On 10/4/16, Dorian Hoxha <dorian.hoxha@gmail.com> wrote:

On Tue, Oct 4, 2016 at 5:34 PM, Aleksander Alekseev <a.alekseev@postgrespro.ru> wrote:

Hello, Simon.

Thanks for you interest to this project!

Will you be submitting this to core?

I could align ZSON to PostgreSQL code style. I only need to run pgindent
and write a few comments. Do you think community would be interested in
adding it to /contrib/ ? I mean doesn't ZSON solve a bit too specific
problem for this?

~everyone wants lower data storage and wants some kind of compression.
Can this be made to automatically retrain when analyzing (makes sense?)?
And create a new dictionary only if it changes compared to the last one.

ANALYZE does not walk through all the table and does not change its records.
Creating a new dictionary for compressing purposes supposes updating
rows of the original table to replace entries to references to a
dictionary.

GIVEN DATA:
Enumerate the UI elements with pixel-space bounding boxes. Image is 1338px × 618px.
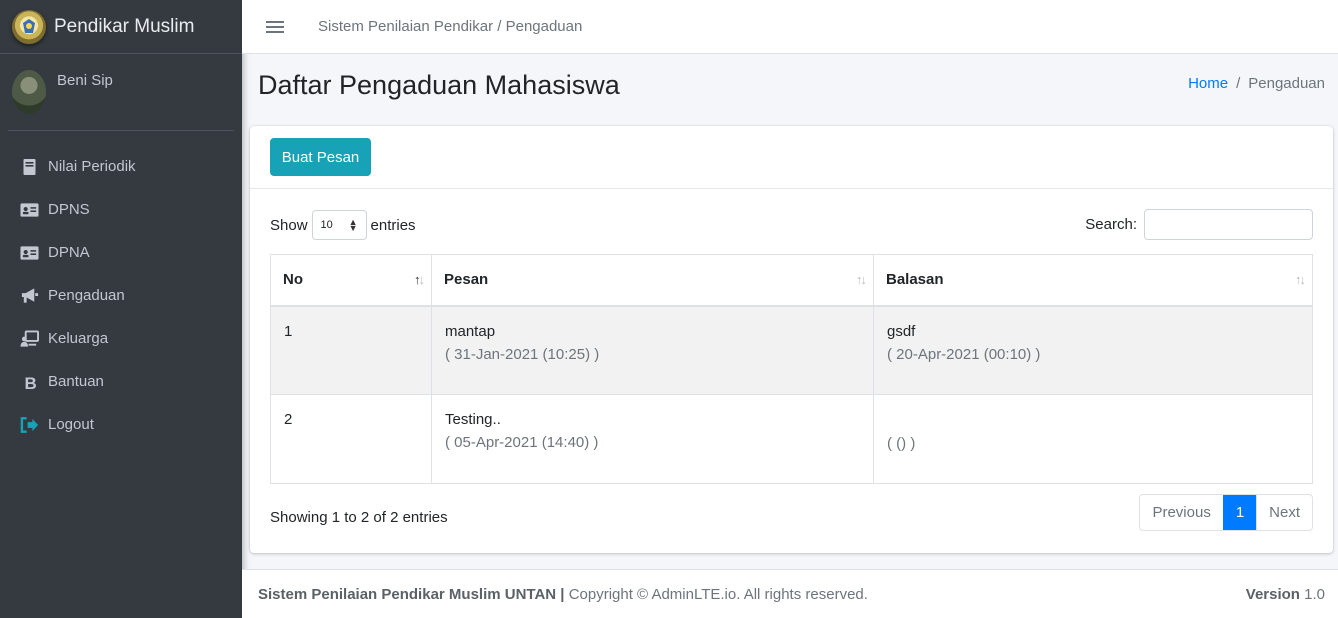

WHAT TO WORK ON:
(A) In the mailing-list thread about ZSON, what is needed to align ZSON to PostgreSQL code style?
(B) Pick up the ZSON mailing-list thread right after its final sentence and keep it going.

RESULTS:
(A) Running pgindent and writing a few comments.

(B)
--
Best regards,
Vitaly Burovoy

--
Sent via pgsql-general mailing list (pgsql-general@postgresql.org)
To make changes to your subscription:
http://www.postgresql.org/mailpref/pgsql-general

#9Aleksander Alekseev
aleksander@timescale.com
In reply to: Dorian Hoxha (#6)
Re: ZSON, PostgreSQL extension for compressing JSONB

~everyone wants lower data storage and wants some kind of compression.
Can this be made to automatically retrain when analyzing (makes sense?)?
And create a new dictionary only if it changes compared to the last one.

It's an interesting idea. However I doubt it could be automated in
one-size-fits-all manner. One users would like to do re-learning during
analyzing, others during vacuum, once a month or say using triggers and
some sort of heuristics.

Despite that I see no reason not to accept pull requests with
implementations of different re-learning automation strategies. It's
just not a priority for me personally.

--
Best regards,
Aleksander Alekseev

#10Aleksander Alekseev
aleksander@timescale.com
In reply to: Michael Paquier (#7)
Re: ZSON, PostgreSQL extension for compressing JSONB

I could align ZSON to PostgreSQL code style. I only need to run pgindent
and write a few comments. Do you think community would be interested in
adding it to /contrib/ ? I mean doesn't ZSON solve a bit too specific
problem for this?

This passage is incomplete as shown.